» **WRITTEN EXERCISE**: From the listing below, pull each line that includes "text".

>> begin PROVIDED RECORDS

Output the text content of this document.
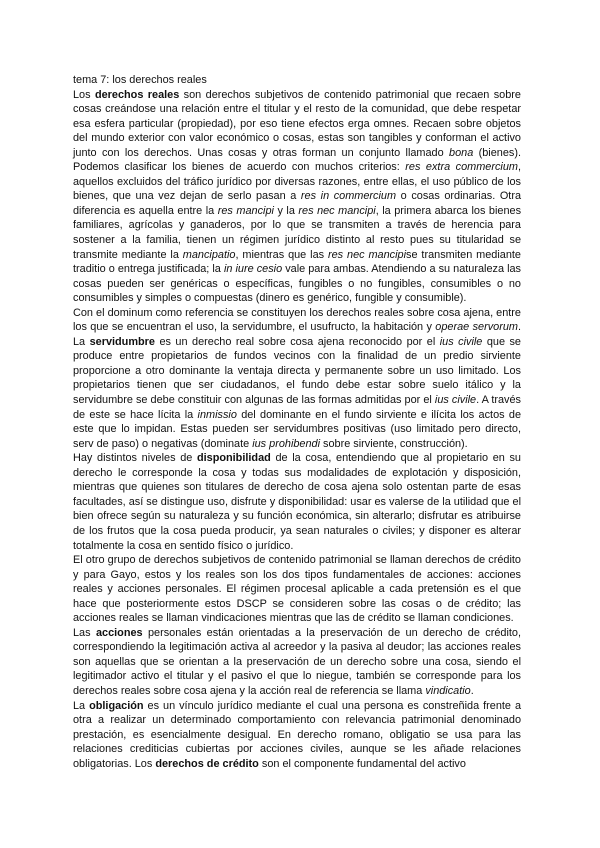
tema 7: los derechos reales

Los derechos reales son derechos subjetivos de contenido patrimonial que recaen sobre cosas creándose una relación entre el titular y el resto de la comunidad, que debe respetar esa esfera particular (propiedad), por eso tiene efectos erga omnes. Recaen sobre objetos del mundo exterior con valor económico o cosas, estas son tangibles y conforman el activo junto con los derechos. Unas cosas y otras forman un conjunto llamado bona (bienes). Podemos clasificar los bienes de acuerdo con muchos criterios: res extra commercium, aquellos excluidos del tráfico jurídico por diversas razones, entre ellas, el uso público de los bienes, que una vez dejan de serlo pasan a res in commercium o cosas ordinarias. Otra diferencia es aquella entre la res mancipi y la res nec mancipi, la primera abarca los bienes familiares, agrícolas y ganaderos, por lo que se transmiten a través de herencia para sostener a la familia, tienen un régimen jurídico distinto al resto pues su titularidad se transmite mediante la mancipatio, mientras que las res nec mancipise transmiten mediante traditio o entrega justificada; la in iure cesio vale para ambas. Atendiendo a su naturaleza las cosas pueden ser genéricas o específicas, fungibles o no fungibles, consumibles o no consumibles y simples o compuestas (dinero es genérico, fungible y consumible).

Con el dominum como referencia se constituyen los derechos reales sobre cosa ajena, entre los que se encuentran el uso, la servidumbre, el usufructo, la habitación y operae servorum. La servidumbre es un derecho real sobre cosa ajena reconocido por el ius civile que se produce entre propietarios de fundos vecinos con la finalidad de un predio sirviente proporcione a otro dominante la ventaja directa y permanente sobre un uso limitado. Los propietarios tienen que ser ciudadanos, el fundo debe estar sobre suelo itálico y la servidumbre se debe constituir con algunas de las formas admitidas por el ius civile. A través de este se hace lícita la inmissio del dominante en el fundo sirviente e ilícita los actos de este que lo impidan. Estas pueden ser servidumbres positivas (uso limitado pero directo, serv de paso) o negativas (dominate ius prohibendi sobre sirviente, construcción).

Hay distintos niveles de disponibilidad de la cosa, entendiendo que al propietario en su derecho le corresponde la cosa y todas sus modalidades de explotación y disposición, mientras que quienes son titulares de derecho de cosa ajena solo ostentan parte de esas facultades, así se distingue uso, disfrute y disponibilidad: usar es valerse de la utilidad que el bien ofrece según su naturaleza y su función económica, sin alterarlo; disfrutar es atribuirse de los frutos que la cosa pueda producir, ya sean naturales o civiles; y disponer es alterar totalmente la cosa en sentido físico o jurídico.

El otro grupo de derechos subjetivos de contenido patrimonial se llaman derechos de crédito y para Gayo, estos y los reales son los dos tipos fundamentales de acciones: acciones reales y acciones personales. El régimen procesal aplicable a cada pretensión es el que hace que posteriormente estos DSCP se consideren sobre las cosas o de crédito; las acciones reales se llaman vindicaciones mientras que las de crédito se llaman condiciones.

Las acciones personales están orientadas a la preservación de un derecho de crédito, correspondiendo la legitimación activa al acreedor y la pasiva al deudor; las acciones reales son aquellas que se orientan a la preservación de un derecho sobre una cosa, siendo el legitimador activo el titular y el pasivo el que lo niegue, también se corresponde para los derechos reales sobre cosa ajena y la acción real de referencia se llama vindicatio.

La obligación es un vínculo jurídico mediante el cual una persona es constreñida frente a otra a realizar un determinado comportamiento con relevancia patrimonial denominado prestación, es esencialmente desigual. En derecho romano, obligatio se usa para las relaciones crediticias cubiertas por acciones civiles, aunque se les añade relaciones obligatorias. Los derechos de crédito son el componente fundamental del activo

>> end PROVIDED RECORDS
>> begin PROVIDED RECORDS

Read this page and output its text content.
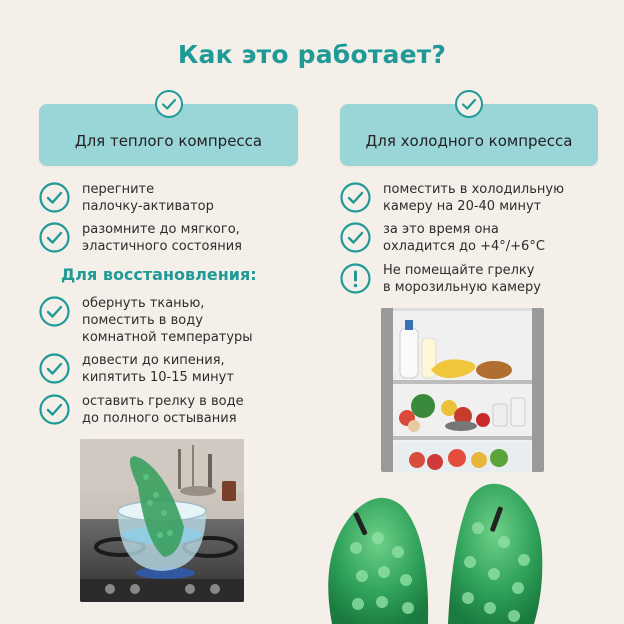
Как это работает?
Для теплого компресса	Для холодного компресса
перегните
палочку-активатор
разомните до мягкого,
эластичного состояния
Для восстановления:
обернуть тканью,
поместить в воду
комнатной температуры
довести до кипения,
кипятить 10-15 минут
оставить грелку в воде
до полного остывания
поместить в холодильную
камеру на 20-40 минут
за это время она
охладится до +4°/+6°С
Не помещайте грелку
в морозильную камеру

>> end PROVIDED RECORDS
>> begin PROVIDED RECORDS

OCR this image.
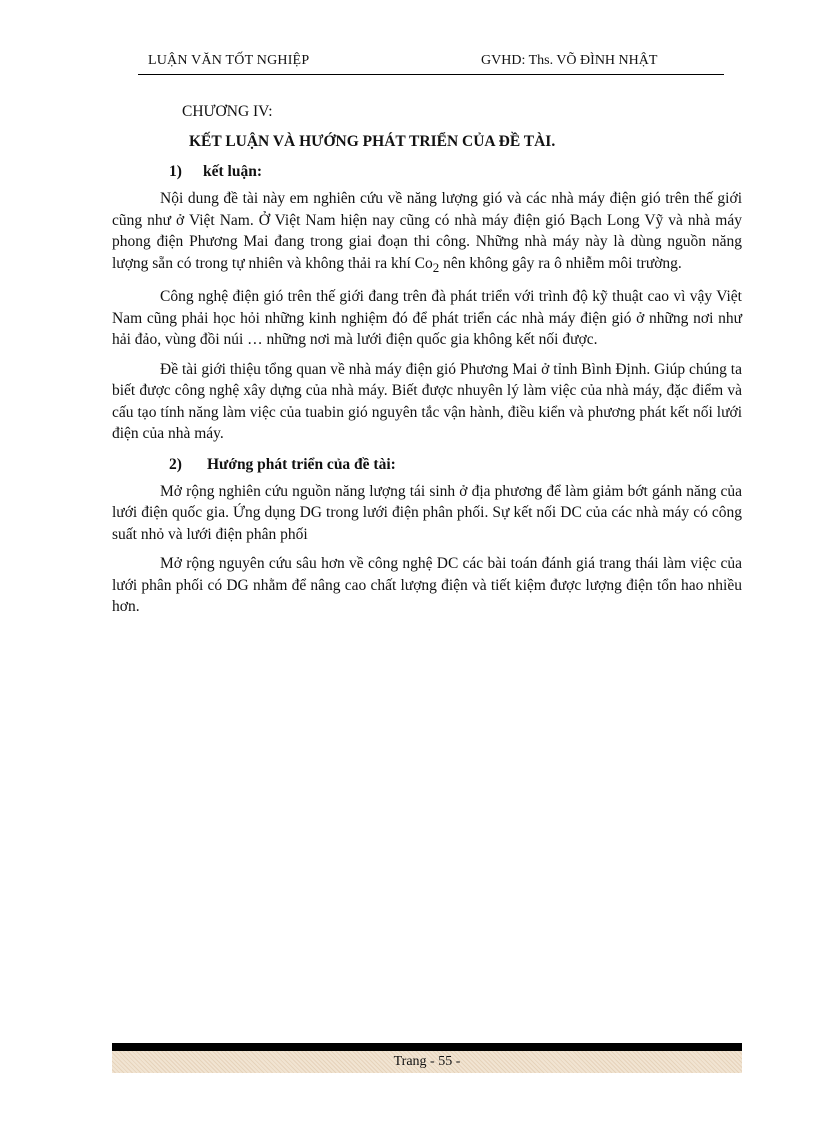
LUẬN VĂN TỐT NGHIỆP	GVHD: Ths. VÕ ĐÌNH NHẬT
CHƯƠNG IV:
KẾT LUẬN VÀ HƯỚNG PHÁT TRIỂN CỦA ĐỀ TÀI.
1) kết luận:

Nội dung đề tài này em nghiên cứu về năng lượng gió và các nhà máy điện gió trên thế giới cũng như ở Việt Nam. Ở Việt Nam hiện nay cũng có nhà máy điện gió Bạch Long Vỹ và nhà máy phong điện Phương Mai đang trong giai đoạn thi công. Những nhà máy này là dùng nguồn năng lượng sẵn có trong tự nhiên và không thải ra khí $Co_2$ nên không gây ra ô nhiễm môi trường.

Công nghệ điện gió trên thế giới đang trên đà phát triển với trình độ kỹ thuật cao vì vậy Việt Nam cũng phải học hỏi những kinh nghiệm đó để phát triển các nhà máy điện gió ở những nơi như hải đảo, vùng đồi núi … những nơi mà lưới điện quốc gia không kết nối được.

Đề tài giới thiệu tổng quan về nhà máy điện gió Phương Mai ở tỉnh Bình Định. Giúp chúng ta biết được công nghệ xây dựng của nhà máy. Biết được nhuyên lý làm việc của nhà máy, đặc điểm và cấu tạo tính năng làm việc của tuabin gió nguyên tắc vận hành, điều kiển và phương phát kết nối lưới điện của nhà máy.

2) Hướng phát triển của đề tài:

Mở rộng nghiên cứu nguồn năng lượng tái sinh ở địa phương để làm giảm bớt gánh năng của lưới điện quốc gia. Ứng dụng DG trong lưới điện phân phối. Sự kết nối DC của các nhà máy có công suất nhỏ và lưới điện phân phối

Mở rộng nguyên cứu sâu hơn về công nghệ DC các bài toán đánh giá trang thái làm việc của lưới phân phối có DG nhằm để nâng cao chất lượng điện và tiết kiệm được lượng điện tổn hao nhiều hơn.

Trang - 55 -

>> end PROVIDED RECORDS

» **COMPLETE RESPONSE**:
Output the text content of this document.
Read this page and output its text content.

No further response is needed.